TO BE DONE: Using the listing below, please gather every line containing the word "لایروبی".

RECORDS TO USE:
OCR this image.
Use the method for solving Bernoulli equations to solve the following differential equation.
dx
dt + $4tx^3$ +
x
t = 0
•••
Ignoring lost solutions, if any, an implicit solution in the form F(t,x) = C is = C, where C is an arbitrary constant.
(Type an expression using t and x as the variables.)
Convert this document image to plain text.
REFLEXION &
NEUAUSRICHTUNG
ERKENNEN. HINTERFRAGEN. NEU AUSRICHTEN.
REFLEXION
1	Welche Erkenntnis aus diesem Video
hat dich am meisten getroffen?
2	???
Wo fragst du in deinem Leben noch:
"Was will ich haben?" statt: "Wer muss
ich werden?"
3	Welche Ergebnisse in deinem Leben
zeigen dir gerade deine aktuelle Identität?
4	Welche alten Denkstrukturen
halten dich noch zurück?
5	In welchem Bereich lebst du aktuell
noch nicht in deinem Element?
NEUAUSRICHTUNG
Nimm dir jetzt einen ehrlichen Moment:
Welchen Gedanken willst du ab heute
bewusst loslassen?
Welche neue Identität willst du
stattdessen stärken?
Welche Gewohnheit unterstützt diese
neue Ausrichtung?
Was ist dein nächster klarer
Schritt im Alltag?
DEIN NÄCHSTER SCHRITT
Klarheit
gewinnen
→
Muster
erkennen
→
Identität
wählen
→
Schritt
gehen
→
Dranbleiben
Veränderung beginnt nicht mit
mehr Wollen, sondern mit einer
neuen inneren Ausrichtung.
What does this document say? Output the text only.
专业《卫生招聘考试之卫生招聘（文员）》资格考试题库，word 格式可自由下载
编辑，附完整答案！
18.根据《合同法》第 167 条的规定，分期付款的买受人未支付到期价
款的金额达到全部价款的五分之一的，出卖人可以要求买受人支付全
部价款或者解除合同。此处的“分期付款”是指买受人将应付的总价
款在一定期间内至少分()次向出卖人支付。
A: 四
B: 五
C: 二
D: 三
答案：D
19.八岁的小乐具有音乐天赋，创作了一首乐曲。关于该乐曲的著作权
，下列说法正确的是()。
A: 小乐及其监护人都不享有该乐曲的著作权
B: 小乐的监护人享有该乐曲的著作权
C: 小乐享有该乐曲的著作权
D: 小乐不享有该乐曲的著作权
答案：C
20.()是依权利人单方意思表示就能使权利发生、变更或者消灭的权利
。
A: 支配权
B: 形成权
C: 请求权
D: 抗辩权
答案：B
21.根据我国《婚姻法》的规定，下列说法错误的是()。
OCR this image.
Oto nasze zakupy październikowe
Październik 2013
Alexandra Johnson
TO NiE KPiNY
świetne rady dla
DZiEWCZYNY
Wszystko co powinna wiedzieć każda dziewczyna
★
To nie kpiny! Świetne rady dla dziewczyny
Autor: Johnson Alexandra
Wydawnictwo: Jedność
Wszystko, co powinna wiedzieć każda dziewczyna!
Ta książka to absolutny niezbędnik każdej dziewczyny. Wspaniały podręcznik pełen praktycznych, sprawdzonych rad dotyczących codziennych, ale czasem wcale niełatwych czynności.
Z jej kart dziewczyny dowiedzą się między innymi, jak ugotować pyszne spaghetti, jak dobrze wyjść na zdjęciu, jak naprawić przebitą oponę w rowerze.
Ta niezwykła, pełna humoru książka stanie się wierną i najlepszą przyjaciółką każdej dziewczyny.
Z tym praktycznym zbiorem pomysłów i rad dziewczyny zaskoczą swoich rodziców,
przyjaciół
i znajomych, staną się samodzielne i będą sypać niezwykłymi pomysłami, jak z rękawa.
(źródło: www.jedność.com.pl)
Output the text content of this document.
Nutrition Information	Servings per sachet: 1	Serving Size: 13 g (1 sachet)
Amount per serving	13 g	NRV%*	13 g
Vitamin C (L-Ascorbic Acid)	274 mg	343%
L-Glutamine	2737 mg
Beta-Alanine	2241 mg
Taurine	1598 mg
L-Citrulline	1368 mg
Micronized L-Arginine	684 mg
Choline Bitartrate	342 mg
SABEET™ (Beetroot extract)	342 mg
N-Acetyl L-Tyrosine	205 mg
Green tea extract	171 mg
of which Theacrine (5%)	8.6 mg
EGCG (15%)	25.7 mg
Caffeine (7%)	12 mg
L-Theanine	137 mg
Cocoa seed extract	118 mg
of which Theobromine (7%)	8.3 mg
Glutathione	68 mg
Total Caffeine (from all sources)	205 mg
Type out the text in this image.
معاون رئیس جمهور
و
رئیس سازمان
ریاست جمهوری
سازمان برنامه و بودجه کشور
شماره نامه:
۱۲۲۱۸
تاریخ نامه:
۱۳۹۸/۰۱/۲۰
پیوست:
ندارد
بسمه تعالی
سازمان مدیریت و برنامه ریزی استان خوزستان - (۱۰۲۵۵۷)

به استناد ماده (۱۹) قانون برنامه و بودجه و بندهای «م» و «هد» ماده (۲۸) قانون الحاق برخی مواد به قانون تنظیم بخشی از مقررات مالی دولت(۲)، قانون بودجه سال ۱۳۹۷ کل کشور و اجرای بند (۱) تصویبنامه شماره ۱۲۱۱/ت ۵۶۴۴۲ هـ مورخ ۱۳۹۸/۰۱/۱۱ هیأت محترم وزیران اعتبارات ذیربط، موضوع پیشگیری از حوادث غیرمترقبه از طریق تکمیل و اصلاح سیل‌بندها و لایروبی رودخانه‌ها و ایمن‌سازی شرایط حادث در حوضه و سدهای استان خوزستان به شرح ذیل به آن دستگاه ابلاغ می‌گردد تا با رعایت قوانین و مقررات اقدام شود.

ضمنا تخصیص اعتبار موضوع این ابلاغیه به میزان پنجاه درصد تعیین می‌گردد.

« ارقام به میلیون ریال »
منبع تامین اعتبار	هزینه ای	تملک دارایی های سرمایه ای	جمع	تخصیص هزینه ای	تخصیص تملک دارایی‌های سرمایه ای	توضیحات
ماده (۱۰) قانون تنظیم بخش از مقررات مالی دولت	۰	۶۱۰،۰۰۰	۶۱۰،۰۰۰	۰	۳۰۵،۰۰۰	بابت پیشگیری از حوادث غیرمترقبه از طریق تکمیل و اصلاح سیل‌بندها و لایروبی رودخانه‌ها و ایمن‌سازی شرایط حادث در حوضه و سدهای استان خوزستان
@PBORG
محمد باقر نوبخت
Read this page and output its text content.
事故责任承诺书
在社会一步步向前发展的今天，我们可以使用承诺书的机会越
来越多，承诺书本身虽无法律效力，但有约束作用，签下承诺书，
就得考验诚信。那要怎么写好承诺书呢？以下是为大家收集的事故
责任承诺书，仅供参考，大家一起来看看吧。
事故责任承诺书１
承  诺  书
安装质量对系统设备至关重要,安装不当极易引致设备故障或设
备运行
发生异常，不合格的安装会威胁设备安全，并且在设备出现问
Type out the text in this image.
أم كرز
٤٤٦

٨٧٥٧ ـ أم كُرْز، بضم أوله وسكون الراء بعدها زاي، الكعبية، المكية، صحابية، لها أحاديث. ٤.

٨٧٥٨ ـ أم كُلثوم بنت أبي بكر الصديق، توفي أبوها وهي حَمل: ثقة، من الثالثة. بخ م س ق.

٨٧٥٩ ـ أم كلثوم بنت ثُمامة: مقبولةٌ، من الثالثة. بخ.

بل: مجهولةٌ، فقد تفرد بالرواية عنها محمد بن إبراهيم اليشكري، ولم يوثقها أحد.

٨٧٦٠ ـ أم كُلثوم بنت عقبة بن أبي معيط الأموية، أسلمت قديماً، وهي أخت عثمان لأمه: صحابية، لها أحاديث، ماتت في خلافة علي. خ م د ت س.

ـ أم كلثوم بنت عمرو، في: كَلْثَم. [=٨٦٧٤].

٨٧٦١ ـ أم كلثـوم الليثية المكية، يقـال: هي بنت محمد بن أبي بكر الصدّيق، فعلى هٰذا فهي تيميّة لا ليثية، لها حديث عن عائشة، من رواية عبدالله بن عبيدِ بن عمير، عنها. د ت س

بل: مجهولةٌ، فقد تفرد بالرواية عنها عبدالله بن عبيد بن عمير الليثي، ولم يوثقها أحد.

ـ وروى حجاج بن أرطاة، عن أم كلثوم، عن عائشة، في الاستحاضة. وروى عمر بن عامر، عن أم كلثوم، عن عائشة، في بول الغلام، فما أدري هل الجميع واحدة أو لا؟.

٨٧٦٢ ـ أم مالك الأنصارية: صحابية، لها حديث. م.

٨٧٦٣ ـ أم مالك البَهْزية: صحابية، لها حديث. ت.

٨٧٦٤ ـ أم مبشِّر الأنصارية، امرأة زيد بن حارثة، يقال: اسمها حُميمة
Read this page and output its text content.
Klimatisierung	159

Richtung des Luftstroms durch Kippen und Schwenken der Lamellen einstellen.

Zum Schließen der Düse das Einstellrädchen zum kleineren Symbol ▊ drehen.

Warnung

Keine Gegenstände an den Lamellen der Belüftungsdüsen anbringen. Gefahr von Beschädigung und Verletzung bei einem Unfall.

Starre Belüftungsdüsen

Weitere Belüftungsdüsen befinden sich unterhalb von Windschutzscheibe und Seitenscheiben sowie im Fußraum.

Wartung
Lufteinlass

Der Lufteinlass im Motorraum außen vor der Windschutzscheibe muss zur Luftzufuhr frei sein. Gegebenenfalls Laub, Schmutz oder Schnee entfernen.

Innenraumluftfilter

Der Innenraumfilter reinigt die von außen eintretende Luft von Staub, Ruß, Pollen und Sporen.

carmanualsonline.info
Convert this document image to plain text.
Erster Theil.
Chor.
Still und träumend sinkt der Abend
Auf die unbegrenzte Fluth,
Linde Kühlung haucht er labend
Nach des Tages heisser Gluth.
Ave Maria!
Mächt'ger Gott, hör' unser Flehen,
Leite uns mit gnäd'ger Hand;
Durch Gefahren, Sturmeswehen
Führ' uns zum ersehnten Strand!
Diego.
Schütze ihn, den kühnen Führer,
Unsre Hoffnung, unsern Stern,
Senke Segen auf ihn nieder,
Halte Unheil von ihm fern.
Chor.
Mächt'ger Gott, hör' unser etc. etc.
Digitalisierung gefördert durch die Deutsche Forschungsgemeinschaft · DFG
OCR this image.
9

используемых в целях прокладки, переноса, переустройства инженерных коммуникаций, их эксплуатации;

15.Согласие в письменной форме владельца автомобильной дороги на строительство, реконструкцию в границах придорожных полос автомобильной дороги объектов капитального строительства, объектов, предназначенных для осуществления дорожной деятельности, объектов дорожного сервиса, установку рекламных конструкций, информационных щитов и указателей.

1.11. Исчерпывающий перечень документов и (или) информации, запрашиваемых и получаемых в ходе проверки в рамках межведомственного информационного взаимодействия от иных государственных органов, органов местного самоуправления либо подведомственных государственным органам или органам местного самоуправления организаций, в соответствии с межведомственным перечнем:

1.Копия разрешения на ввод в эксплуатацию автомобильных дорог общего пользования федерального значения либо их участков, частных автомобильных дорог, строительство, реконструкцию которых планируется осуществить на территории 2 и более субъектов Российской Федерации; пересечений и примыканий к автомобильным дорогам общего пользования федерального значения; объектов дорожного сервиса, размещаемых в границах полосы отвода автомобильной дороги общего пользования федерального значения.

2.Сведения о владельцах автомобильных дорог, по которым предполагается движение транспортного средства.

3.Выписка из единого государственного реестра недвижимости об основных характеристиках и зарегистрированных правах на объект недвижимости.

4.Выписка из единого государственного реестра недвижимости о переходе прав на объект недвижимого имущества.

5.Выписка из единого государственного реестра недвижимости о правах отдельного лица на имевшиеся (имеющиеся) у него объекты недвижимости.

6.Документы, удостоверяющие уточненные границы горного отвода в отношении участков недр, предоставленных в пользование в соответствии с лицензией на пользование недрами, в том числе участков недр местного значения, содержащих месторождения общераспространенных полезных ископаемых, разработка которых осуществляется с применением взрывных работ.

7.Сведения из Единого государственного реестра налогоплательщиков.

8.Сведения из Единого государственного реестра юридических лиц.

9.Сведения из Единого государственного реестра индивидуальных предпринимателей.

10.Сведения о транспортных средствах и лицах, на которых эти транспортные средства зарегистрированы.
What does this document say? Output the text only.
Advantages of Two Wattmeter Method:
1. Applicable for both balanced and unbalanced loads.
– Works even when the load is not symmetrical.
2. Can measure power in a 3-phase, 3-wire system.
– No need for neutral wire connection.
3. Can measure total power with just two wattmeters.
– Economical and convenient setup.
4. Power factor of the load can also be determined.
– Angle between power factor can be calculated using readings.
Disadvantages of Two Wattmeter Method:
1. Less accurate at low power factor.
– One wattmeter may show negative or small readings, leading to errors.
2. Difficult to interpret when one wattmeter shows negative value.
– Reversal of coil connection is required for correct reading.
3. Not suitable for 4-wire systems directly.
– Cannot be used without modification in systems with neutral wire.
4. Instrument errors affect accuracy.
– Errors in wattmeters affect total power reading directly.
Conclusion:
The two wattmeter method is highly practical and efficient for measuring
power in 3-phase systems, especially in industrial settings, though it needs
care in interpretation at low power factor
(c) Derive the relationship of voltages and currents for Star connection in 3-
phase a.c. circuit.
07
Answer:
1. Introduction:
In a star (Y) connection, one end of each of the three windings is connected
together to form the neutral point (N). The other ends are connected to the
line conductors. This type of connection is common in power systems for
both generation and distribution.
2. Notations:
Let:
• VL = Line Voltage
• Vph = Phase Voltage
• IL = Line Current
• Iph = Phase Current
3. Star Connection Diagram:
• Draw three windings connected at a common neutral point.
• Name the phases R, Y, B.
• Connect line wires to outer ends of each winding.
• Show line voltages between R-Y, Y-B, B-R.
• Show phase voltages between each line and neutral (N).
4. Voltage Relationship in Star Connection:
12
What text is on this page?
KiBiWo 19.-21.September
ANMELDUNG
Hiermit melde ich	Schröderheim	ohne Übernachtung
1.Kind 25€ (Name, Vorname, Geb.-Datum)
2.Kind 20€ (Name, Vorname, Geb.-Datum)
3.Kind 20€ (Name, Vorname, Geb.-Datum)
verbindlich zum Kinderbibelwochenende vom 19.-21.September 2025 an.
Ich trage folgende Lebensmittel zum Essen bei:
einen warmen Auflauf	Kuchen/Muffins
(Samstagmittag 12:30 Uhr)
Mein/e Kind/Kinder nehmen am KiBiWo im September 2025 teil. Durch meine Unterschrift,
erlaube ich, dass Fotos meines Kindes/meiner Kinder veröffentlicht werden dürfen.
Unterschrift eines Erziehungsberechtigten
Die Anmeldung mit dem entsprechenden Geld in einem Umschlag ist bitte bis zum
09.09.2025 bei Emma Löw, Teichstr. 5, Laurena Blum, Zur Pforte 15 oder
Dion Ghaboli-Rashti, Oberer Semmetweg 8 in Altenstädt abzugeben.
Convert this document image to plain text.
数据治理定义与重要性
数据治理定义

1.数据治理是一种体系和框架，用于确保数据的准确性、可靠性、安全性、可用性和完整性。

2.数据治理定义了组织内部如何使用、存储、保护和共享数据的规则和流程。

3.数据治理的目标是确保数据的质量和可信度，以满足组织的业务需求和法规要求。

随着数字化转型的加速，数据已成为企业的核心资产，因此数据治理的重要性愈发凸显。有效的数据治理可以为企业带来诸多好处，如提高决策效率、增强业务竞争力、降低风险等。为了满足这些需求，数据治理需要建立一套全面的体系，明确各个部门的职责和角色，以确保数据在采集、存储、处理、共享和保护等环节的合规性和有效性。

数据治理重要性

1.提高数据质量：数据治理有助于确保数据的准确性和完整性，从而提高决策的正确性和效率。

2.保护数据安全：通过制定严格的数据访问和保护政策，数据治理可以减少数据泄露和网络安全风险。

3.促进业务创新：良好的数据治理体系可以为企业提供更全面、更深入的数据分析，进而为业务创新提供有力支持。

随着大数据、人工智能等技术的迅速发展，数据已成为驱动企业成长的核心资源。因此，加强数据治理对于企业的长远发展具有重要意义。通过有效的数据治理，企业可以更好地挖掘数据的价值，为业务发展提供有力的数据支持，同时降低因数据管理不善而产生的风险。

RESPONSE TO THE EXERCISE:
به استناد ماده (۱۹) قانون برنامه و بودجه و بندهای «م» و «هد» ماده (۲۸) قانون الحاق برخی مواد به قانون تنظیم بخشی از مقررات مالی دولت(۲)، قانون بودجه سال ۱۳۹۷ کل کشور و اجرای بند (۱) تصویبنامه شماره ۱۲۱۱/ت ۵۶۴۴۲ هـ مورخ ۱۳۹۸/۰۱/۱۱ هیأت محترم وزیران اعتبارات ذیربط، موضوع پیشگیری از حوادث غیرمترقبه از طریق تکمیل و اصلاح سیل‌بندها و لایروبی رودخانه‌ها و ایمن‌سازی شرایط حادث در حوضه و سدهای استان خوزستان به شرح ذیل به آن دستگاه ابلاغ می‌گردد تا با رعایت قوانین و مقررات اقدام شود.
ماده (۱۰) قانون تنظیم بخش از مقررات مالی دولت	۰	۶۱۰،۰۰۰	۶۱۰،۰۰۰	۰	۳۰۵،۰۰۰	بابت پیشگیری از حوادث غیرمترقبه از طریق تکمیل و اصلاح سیل‌بندها و لایروبی رودخانه‌ها و ایمن‌سازی شرایط حادث در حوضه و سدهای استان خوزستان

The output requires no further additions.